[Data records]
(begin)
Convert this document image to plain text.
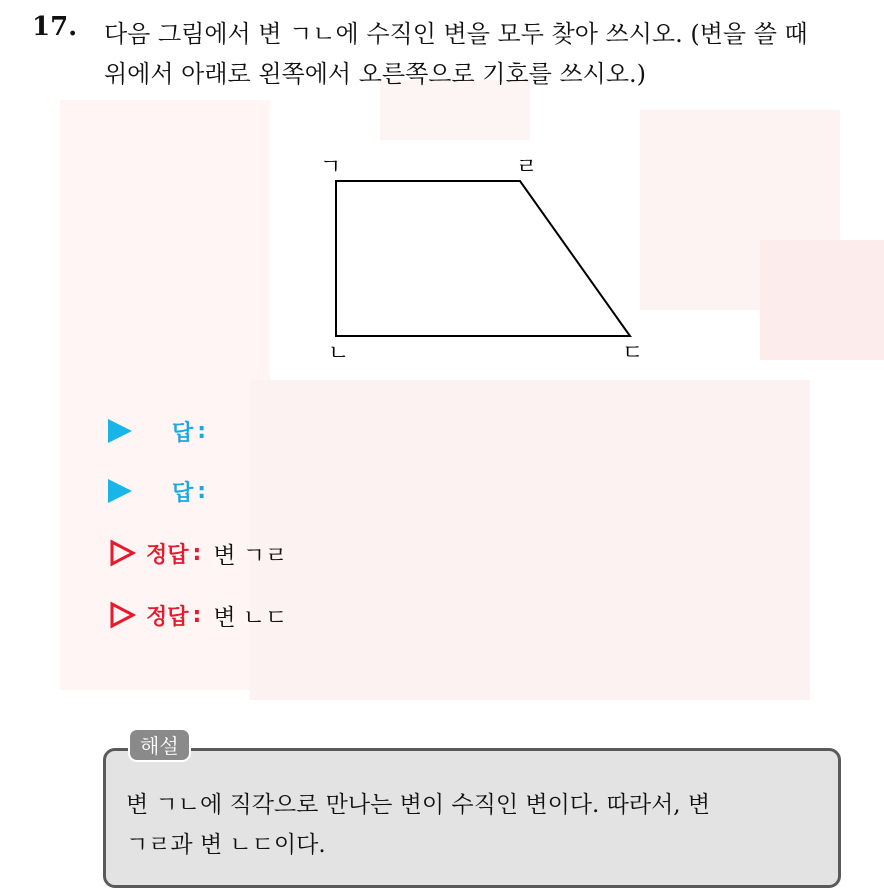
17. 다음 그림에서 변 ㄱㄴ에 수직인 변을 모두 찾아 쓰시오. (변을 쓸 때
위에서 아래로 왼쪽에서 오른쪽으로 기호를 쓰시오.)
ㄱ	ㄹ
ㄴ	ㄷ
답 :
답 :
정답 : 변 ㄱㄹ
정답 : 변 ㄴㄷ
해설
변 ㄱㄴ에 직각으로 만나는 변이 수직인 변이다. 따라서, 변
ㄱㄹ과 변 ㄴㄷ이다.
(end)
(begin)
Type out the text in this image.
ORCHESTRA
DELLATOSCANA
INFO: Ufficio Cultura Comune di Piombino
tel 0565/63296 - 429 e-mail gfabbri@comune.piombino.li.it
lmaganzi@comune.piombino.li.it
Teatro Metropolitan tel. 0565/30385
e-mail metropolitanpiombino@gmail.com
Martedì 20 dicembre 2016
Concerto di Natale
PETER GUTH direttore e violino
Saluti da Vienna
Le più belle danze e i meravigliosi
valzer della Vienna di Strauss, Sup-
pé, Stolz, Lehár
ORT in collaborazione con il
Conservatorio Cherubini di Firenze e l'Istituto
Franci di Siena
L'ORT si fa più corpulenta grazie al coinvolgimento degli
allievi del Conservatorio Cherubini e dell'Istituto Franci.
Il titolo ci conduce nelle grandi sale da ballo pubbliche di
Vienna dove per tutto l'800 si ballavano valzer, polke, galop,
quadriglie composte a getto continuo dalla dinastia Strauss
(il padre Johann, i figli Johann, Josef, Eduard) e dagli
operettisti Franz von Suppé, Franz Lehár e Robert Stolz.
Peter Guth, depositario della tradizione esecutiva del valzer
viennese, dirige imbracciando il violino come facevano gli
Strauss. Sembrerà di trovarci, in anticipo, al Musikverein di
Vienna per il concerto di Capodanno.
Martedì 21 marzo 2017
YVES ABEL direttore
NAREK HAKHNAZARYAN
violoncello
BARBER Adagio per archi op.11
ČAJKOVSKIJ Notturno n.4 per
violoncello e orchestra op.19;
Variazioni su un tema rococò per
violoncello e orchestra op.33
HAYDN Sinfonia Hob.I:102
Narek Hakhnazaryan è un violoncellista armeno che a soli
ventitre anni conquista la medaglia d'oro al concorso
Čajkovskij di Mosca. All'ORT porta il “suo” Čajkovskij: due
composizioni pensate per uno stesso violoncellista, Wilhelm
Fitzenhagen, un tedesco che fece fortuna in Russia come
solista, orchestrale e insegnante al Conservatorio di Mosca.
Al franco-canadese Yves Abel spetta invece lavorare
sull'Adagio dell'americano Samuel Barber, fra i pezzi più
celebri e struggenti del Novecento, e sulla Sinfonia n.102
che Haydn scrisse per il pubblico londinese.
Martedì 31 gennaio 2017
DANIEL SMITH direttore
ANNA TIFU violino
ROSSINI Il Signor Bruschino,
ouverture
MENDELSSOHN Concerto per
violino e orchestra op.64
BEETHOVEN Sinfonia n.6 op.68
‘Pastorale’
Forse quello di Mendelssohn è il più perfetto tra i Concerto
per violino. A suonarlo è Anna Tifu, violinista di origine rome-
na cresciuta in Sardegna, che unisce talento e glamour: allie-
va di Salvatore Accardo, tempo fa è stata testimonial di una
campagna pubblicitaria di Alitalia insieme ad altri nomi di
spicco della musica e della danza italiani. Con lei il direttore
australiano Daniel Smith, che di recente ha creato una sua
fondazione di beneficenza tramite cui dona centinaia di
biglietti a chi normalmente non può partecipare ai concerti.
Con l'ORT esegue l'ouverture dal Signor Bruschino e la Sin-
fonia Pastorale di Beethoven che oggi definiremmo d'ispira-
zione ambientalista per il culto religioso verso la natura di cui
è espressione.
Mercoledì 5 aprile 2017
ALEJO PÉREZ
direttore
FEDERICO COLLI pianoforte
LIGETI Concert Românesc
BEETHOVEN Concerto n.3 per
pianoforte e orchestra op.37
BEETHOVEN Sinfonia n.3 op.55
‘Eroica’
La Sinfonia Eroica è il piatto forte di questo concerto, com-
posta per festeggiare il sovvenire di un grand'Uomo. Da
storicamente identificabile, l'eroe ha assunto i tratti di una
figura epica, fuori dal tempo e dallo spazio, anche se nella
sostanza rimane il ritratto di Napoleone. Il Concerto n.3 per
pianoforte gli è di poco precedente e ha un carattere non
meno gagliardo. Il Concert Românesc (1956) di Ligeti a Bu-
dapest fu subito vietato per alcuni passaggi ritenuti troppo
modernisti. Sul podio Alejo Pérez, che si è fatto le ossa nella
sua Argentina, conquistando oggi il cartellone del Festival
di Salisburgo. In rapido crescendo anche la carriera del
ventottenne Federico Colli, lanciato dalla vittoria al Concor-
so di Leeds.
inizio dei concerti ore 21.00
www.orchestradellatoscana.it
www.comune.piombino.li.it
(end)
Show the lines of the records that contain the word "Lehár".

pé, Stolz, Lehár
operettisti Franz von Suppé, Franz Lehár e Robert Stolz.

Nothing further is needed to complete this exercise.